**WHAT IS ASKED**
All lines in the data bearing the string "thiếu" should be identified and copied.

Data items
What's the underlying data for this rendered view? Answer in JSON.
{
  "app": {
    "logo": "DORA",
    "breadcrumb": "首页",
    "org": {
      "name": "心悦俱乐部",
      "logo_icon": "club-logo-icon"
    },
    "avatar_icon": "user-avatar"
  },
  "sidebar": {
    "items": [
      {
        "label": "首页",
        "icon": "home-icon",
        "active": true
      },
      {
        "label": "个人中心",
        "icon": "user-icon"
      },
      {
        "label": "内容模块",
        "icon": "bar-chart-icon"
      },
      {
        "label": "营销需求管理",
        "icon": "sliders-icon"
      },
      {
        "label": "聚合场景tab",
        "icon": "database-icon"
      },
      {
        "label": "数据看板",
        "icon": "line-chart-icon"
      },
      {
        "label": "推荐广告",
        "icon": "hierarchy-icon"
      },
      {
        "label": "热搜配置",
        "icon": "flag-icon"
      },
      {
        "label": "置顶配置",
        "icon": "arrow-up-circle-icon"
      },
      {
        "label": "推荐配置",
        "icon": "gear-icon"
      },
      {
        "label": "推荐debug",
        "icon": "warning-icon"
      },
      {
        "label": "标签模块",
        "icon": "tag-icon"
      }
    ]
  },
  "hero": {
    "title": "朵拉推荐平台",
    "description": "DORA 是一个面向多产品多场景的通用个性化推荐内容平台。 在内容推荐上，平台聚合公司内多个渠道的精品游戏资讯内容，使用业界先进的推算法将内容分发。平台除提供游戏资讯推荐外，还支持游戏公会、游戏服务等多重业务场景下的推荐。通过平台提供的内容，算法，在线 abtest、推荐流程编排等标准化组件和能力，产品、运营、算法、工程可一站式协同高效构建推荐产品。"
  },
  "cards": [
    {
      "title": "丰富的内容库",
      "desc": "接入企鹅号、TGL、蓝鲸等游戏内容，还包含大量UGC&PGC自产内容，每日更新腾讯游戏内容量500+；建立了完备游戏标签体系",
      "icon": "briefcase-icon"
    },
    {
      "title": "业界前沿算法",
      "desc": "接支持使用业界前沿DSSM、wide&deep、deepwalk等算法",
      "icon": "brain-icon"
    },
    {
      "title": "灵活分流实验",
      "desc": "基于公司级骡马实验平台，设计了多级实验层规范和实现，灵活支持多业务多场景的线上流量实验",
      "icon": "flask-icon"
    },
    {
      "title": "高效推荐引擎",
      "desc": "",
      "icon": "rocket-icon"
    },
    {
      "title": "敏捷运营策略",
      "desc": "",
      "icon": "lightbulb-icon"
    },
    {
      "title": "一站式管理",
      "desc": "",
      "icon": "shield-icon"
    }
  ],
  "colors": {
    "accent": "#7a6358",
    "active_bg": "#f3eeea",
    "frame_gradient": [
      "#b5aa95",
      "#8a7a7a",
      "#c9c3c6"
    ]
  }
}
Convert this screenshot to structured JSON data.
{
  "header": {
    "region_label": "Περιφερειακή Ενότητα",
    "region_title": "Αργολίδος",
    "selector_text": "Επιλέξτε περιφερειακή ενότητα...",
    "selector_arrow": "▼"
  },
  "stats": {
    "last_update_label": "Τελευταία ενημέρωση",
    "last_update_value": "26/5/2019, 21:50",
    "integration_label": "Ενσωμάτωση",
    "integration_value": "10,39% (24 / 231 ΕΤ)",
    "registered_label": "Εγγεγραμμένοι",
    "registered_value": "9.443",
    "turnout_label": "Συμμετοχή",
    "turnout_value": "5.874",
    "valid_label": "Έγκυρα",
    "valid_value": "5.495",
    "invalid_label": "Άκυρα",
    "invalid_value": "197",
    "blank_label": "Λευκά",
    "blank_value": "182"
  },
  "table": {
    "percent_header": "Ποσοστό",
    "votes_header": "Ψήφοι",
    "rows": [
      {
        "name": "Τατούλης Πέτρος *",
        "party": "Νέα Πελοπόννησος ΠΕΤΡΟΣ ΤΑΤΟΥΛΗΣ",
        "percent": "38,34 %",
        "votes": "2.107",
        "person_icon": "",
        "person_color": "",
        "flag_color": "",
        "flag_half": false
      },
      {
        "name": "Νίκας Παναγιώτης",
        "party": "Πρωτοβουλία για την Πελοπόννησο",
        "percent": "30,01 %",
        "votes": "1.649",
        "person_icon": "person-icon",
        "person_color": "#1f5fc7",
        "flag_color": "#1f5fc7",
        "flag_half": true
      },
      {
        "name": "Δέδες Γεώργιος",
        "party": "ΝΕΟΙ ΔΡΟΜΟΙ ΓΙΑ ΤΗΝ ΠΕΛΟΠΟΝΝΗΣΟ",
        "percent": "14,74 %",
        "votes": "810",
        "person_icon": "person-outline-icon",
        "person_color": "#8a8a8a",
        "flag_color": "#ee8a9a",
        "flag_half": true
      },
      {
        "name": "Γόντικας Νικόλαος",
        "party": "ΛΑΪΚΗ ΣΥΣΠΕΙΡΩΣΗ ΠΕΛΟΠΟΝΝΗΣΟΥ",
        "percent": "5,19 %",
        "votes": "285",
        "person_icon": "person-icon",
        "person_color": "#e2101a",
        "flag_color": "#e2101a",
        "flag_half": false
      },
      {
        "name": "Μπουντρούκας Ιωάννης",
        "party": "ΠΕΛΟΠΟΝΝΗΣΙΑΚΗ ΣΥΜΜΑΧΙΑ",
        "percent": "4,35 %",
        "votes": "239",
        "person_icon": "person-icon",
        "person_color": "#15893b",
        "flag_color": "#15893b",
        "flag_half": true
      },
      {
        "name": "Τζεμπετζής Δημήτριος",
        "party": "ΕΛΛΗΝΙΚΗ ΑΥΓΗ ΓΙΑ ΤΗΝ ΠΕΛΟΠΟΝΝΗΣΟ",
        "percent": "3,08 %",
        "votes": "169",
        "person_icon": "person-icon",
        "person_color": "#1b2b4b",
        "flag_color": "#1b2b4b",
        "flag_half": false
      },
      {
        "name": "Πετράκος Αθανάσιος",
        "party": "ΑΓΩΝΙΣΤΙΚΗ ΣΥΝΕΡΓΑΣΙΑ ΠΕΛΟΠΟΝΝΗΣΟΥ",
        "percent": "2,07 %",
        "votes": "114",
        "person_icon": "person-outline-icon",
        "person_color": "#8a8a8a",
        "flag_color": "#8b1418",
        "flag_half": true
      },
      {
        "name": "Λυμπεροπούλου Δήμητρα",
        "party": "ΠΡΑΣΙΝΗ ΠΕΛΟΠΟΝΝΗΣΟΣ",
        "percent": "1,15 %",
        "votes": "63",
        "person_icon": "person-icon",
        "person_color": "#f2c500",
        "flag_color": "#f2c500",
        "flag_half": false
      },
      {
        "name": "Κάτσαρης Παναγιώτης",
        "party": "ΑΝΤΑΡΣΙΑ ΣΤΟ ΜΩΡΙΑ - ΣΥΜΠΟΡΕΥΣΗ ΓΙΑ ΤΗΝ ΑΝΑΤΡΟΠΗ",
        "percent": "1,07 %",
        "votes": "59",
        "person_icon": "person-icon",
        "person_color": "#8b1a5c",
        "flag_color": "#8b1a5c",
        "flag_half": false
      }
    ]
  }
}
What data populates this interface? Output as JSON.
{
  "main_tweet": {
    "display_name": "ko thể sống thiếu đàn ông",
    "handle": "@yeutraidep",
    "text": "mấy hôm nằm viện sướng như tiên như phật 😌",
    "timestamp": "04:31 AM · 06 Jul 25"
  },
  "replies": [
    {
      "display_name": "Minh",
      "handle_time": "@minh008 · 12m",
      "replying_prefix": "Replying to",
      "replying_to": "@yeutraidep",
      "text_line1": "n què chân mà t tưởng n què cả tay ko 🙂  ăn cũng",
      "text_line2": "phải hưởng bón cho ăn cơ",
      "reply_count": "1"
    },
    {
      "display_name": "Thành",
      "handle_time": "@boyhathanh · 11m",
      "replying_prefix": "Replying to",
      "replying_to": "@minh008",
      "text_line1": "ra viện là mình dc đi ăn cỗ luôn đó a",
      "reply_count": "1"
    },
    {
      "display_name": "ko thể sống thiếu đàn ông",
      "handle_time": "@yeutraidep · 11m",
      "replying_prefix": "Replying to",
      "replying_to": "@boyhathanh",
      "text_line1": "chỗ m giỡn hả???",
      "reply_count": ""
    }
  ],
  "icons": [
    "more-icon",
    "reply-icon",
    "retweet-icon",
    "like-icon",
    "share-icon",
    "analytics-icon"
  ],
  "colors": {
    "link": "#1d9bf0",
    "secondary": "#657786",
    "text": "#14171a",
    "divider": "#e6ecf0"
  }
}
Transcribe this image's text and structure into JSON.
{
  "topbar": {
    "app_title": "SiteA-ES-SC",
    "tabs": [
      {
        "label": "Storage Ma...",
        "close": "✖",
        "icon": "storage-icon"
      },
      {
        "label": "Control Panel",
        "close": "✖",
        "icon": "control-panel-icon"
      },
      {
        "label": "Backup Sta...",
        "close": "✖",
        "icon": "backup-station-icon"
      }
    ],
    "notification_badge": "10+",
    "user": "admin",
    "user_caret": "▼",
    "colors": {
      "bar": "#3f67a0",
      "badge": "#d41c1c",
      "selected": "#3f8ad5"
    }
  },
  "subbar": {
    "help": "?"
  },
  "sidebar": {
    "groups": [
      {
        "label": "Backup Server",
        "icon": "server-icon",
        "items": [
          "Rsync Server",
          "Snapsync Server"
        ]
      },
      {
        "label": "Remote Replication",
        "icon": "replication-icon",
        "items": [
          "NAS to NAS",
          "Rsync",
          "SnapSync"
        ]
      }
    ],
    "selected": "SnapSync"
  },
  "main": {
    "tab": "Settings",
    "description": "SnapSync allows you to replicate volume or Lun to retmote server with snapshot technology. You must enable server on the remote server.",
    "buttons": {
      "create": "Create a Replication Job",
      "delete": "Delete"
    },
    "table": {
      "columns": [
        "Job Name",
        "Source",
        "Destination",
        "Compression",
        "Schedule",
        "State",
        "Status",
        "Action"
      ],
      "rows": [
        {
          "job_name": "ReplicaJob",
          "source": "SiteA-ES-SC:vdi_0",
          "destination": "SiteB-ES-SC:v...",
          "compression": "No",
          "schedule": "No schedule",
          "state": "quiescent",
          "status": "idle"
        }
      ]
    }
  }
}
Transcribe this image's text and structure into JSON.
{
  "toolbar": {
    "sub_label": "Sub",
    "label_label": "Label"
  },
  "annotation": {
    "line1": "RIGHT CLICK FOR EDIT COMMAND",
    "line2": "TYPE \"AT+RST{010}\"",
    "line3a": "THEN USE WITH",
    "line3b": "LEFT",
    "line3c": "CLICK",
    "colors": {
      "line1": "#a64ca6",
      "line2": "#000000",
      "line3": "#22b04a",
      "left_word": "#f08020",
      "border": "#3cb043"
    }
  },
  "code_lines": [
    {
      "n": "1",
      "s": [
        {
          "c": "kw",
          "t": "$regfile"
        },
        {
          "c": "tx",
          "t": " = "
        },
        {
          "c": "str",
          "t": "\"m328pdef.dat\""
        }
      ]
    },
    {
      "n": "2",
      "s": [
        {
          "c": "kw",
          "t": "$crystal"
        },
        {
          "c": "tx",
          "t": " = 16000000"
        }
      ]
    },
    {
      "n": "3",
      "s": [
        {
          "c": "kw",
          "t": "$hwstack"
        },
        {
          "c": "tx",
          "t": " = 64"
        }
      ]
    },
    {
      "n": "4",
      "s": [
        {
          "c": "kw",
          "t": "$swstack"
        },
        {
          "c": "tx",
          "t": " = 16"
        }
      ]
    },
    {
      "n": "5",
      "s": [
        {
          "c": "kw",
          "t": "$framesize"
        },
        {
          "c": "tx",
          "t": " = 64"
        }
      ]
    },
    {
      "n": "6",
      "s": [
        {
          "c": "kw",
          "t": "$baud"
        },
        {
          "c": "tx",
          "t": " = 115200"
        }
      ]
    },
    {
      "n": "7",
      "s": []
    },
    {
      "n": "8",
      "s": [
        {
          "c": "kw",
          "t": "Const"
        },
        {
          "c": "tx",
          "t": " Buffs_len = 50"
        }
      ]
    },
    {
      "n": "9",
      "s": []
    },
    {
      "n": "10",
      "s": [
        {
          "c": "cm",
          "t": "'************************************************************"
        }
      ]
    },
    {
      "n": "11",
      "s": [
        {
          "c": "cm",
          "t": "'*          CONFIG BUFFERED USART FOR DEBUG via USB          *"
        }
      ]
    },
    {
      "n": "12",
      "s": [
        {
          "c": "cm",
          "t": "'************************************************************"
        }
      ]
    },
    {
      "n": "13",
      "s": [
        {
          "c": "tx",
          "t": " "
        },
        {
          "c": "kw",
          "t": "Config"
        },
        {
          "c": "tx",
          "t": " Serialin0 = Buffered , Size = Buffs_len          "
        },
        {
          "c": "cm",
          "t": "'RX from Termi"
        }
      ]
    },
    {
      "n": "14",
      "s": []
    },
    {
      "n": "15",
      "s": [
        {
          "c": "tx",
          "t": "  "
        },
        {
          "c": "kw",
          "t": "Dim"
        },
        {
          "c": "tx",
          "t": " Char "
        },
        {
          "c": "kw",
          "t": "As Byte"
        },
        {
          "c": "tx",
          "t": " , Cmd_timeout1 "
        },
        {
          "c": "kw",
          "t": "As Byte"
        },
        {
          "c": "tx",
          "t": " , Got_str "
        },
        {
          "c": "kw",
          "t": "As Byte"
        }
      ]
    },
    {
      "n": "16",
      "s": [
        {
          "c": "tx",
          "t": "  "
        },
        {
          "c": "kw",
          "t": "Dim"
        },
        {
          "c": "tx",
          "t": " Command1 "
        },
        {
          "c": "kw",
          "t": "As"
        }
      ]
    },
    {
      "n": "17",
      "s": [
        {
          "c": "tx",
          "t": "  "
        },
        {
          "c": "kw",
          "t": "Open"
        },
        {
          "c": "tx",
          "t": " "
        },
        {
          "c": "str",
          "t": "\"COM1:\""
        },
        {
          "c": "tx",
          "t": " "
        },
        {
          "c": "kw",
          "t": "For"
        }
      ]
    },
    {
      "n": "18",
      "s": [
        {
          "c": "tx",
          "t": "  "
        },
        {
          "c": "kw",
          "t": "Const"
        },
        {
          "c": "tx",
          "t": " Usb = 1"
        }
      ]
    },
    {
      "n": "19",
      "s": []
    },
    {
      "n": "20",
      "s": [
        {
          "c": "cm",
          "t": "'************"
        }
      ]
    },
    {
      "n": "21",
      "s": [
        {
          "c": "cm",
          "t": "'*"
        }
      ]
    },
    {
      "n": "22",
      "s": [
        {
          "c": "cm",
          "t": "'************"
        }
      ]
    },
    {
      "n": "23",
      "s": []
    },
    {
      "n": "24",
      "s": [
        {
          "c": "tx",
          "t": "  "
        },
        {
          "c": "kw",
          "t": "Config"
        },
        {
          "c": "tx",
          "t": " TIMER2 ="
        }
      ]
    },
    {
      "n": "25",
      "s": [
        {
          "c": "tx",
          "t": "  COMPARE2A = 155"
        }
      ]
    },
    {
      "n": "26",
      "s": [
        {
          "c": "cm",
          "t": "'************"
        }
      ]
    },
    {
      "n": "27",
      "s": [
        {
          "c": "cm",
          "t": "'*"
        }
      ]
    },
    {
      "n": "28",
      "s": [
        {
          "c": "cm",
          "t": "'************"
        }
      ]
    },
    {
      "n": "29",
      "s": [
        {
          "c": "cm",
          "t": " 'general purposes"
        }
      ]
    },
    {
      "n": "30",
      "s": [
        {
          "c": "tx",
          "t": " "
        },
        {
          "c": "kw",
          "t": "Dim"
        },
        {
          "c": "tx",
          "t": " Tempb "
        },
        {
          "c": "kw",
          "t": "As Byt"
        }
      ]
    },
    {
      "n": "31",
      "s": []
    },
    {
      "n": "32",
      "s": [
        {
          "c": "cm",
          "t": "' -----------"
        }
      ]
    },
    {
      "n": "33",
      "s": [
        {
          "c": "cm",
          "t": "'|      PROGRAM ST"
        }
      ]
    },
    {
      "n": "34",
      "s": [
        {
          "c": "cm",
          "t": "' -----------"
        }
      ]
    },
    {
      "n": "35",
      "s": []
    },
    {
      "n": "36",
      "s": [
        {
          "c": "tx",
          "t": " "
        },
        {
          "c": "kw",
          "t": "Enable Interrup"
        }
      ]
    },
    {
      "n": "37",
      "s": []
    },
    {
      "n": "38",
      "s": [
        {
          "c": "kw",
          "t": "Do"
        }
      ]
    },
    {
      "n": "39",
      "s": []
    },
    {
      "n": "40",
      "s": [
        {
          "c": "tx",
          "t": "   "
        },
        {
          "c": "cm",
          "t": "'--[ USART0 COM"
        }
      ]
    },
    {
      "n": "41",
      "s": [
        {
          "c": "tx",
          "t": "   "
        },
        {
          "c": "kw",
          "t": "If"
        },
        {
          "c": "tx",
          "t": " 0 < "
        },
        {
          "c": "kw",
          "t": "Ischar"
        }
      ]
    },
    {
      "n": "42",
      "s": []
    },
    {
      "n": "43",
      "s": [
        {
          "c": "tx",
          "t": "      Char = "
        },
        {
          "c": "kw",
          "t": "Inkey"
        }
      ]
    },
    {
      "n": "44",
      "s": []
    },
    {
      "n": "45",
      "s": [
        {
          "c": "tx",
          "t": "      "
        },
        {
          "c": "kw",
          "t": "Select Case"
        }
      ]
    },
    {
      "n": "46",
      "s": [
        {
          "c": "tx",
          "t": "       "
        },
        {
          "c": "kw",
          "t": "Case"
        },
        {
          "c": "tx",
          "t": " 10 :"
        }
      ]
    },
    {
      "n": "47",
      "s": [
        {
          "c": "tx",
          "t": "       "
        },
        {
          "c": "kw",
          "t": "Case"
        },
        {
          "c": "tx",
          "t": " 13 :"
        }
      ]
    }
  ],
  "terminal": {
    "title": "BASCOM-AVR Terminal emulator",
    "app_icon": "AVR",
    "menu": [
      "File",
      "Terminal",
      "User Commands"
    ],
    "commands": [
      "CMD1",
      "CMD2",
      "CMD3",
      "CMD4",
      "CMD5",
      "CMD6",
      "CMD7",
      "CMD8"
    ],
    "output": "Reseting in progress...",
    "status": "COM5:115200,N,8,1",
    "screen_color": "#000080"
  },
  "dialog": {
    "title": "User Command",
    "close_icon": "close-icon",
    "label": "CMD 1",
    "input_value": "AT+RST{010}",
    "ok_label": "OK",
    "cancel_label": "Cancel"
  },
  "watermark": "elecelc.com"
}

**WRITTEN SOLUTION**
    "display_name": "ko thể sống thiếu đàn ông",
      "display_name": "ko thể sống thiếu đàn ông",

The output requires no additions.